◆ EXERCISE TEXT:
Government policy seen to be dictated by George Osborne rather than the Prime Minister is bound to cause trouble. There isn’t a department that doesn’t have its policy wholly or partly shaped by the Chancellor. He has too much power. It’s the same in the corporate world if you let accountants run companies. They may balance the books, but they discount the spirit, imagination and vision required for success.

David Gibbs

London SW4

People may look at Iain Duncan Smith’s resignation and call it hypocritical in the face of all the changes that he implemented to the benefit system. But when one compares his role with that played by Jeremy Hunt, a picture emerges of a party trying to direct flack for unpopular decisions on to ministers who have already had their political ambitions thwarted and who, one suspects, have been promised seats in the Lords.

That IDS finally found the changes too much and walked away shows that he at least has some shred of integrity and humanity, which has clearly set him apart from the Cabinet. Rather than focusing on his resignation in the light of the Brexit debate, close attention ought to be paid to those who continue to stand by silently while the poor, sick and disabled are left to suffer, while our NHS is dismantled and our emergency services are stripped to the bone. None of these are policies being pushed through by mean ministerial individuals; they are the hidden manifesto and the deliberate aspirations of the Conservative Party as a whole.

Julian Self

Wolverton, Milton Keynes

I was astounded when I saw the quote attributed to Amber Rudd “...when the rest of us are absolutely committed to a one-nation government”. I thought that pretence had been abandoned long ago. If one-nation government is indeed the Conservatives’ aspiration, I suggest that they need to concentrate on being one party first.

Gordon Watt

Reading

The correspondents (letters, 21 March) who accused Iain Duncan Smith of hypocrisy in his denouncing of his own Government for its lack of concern about social justice are entirely right.

Those Tory MPs who have jumped on this bandwagon and who want to leave the EU are the same people who want to rid the country of the EU rules that help to protect the less well off: the working time directive, minimum holiday entitlements, etc. Once out, they will be free to erode workers’ rights with impunity, worsening the lot of those they are currently claiming to champion.

This appalling situation, bitterly destructive even by Conservative Party standards, and three months before the referendum, underlines the folly of this vote in the first place. The question is: will it cause Jeremy Corbyn to stop contemplating his navel and start campaigning for us to remain in the EU? Sadly, I doubt it.

Ian Richards

Birmingham

Show some courage on higher income tax

The fairest way to raise public revenue, it is widely agreed, is via income tax. Neither the present Government nor quite a few before it have had the courage to raise the basic rate when more cash has been needed.

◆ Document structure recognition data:
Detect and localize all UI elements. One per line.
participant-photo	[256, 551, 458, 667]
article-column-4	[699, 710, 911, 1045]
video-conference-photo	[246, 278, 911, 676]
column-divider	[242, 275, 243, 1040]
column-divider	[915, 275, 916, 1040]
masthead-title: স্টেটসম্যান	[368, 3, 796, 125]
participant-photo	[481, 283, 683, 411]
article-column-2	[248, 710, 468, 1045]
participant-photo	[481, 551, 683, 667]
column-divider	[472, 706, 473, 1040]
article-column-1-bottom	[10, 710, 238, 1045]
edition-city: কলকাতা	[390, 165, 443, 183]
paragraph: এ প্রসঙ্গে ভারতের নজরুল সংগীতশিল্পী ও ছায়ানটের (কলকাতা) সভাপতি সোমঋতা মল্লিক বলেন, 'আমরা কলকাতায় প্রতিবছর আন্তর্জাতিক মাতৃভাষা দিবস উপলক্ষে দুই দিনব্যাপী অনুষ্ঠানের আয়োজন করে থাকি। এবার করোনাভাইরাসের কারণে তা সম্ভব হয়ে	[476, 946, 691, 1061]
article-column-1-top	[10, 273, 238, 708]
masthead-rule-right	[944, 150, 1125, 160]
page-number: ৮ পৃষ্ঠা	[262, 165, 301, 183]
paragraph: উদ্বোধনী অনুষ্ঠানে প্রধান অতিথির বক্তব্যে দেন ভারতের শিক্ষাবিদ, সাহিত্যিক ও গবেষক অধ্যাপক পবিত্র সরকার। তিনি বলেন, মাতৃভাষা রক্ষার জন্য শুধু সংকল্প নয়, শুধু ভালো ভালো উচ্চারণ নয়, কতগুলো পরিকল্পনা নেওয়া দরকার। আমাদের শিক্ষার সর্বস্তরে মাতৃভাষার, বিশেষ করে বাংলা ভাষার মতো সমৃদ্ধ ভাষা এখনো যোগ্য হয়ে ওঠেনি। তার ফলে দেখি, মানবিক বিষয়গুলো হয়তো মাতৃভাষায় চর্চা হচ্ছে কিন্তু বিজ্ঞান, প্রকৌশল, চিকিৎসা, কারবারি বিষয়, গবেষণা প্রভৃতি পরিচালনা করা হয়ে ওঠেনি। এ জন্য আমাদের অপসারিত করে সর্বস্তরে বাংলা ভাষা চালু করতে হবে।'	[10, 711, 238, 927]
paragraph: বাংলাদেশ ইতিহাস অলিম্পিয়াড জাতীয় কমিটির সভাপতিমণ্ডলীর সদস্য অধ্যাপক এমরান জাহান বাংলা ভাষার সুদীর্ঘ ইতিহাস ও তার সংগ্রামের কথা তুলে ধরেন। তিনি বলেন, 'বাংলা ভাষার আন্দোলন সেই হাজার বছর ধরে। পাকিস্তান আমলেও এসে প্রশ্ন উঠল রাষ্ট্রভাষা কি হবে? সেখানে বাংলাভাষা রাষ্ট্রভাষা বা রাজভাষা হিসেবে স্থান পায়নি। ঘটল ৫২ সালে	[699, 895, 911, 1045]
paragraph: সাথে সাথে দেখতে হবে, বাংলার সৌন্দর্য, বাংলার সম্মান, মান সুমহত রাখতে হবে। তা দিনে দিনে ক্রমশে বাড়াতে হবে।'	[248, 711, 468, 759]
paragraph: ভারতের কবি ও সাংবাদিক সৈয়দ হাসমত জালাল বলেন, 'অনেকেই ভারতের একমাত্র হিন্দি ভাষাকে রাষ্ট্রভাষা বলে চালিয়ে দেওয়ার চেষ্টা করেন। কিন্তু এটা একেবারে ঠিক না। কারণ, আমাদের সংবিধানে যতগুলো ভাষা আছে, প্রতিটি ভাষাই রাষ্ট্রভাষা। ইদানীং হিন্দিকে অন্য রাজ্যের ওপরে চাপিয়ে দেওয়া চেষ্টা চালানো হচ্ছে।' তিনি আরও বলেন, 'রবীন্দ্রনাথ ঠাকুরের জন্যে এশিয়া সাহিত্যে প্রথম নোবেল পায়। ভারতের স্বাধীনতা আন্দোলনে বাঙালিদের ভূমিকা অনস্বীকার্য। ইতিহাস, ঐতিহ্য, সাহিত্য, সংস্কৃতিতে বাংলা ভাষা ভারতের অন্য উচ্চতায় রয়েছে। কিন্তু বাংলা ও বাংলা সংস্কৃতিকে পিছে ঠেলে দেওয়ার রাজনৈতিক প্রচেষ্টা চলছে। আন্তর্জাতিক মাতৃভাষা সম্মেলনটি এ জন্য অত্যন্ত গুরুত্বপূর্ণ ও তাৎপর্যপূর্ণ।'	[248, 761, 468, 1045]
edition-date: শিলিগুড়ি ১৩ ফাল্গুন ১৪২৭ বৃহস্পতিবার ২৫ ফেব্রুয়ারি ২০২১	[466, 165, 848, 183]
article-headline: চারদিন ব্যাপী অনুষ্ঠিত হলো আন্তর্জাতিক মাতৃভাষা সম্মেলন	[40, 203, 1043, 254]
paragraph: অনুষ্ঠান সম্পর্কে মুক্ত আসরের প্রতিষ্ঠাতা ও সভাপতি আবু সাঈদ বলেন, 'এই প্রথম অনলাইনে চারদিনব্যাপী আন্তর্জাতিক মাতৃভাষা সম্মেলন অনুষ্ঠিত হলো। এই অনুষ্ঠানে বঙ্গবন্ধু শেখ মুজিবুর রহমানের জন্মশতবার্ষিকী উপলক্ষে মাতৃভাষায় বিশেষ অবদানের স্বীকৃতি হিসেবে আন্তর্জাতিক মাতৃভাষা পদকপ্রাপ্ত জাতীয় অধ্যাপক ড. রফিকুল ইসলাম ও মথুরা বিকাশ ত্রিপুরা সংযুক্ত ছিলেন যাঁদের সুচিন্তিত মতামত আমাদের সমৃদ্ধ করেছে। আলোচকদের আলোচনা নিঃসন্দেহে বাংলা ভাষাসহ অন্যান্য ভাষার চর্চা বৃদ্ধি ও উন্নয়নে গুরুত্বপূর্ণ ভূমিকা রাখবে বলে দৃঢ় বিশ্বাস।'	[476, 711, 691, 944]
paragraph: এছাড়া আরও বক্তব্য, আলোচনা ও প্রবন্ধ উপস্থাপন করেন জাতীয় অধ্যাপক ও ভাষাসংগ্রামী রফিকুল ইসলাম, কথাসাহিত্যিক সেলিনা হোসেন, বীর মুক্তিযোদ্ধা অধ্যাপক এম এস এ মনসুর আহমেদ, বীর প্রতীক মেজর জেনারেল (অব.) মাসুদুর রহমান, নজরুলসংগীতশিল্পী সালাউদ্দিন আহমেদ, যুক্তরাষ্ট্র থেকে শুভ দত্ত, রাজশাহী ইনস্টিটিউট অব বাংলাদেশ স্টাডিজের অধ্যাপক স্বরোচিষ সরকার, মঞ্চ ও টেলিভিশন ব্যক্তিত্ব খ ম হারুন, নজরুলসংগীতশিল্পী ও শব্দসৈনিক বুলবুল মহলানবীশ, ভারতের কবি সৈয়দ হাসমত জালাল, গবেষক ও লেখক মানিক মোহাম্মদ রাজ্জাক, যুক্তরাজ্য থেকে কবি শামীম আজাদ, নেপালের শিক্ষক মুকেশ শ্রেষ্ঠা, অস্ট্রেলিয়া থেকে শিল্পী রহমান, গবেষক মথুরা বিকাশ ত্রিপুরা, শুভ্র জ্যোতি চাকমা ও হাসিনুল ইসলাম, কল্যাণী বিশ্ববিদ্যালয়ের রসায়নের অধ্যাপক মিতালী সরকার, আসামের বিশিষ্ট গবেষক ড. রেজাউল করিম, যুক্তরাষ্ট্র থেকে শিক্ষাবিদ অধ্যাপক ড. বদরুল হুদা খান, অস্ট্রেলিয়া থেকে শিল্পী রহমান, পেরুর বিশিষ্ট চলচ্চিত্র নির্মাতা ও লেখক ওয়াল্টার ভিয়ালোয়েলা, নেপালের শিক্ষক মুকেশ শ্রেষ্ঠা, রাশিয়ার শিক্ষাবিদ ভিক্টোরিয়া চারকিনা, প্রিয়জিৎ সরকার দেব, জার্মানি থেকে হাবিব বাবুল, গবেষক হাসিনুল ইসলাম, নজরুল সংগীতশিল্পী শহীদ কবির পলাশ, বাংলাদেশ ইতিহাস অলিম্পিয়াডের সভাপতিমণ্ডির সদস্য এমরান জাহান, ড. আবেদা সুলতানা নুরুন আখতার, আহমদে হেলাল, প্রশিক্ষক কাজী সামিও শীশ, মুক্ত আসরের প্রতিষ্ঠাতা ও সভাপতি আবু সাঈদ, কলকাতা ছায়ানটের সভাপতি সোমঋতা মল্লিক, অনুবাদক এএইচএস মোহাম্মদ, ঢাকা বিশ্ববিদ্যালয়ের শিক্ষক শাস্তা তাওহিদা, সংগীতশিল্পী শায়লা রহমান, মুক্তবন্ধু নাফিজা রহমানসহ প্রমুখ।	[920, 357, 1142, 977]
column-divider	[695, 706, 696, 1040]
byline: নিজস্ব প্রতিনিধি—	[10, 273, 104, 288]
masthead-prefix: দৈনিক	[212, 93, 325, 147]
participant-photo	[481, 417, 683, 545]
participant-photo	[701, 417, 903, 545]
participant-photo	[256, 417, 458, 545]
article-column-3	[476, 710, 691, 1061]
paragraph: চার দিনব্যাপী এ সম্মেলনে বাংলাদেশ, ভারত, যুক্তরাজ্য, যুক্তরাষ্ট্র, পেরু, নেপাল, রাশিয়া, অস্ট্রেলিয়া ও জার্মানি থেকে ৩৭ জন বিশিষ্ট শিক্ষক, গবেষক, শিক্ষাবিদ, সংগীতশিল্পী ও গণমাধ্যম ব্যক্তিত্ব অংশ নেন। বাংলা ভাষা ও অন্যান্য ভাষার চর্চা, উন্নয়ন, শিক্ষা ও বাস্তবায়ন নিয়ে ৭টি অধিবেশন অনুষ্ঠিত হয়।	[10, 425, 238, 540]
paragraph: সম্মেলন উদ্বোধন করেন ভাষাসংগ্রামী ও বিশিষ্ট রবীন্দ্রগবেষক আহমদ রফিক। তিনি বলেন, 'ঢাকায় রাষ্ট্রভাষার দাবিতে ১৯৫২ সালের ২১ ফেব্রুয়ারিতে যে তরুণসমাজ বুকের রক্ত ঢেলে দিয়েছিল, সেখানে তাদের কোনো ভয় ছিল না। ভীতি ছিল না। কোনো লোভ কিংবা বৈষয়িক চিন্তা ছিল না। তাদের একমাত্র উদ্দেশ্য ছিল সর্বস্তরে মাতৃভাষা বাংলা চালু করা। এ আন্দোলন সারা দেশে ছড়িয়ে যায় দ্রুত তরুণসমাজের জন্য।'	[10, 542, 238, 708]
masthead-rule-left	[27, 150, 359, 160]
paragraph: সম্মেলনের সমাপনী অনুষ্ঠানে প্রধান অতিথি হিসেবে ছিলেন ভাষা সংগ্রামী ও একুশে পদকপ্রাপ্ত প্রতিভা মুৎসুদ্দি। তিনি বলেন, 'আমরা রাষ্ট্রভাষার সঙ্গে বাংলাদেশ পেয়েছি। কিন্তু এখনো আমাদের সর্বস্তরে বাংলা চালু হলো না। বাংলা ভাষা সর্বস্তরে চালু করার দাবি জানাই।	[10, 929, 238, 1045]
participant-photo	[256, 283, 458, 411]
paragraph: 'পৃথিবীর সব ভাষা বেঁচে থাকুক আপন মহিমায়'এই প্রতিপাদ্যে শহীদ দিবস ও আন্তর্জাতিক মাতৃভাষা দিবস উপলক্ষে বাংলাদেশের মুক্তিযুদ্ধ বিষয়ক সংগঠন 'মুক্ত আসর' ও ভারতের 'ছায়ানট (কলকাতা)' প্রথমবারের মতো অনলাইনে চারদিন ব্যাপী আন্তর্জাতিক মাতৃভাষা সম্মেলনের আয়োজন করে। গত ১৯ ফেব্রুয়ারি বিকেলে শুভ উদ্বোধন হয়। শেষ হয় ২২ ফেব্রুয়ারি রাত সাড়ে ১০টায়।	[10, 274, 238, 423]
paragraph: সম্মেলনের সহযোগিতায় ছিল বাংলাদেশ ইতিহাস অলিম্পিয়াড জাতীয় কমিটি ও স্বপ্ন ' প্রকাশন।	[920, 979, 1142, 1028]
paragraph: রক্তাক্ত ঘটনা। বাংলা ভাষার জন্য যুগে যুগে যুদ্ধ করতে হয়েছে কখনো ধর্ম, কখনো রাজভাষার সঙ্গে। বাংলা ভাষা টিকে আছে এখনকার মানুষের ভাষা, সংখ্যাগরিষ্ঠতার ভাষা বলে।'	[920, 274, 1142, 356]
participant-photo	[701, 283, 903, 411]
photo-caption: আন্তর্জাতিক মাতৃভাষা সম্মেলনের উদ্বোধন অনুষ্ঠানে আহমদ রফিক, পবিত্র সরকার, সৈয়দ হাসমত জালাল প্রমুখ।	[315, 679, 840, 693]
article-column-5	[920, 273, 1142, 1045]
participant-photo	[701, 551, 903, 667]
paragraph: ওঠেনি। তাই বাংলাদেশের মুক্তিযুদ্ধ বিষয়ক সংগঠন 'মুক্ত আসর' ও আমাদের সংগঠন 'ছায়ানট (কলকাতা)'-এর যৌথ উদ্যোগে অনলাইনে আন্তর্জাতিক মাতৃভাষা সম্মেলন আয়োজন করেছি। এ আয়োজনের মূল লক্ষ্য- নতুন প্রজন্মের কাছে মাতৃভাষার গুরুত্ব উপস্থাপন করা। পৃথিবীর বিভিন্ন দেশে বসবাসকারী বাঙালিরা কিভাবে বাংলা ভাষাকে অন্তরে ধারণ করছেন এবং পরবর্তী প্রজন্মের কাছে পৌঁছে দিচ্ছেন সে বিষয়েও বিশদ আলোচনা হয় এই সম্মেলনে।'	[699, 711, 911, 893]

◆ ASSIGNED TASK: In the letters on Government policy, whose quote about being committed to a one-nation government astounded Gordon Watt?

◆ EXPECTED OUTPUT: Amber Rudd's.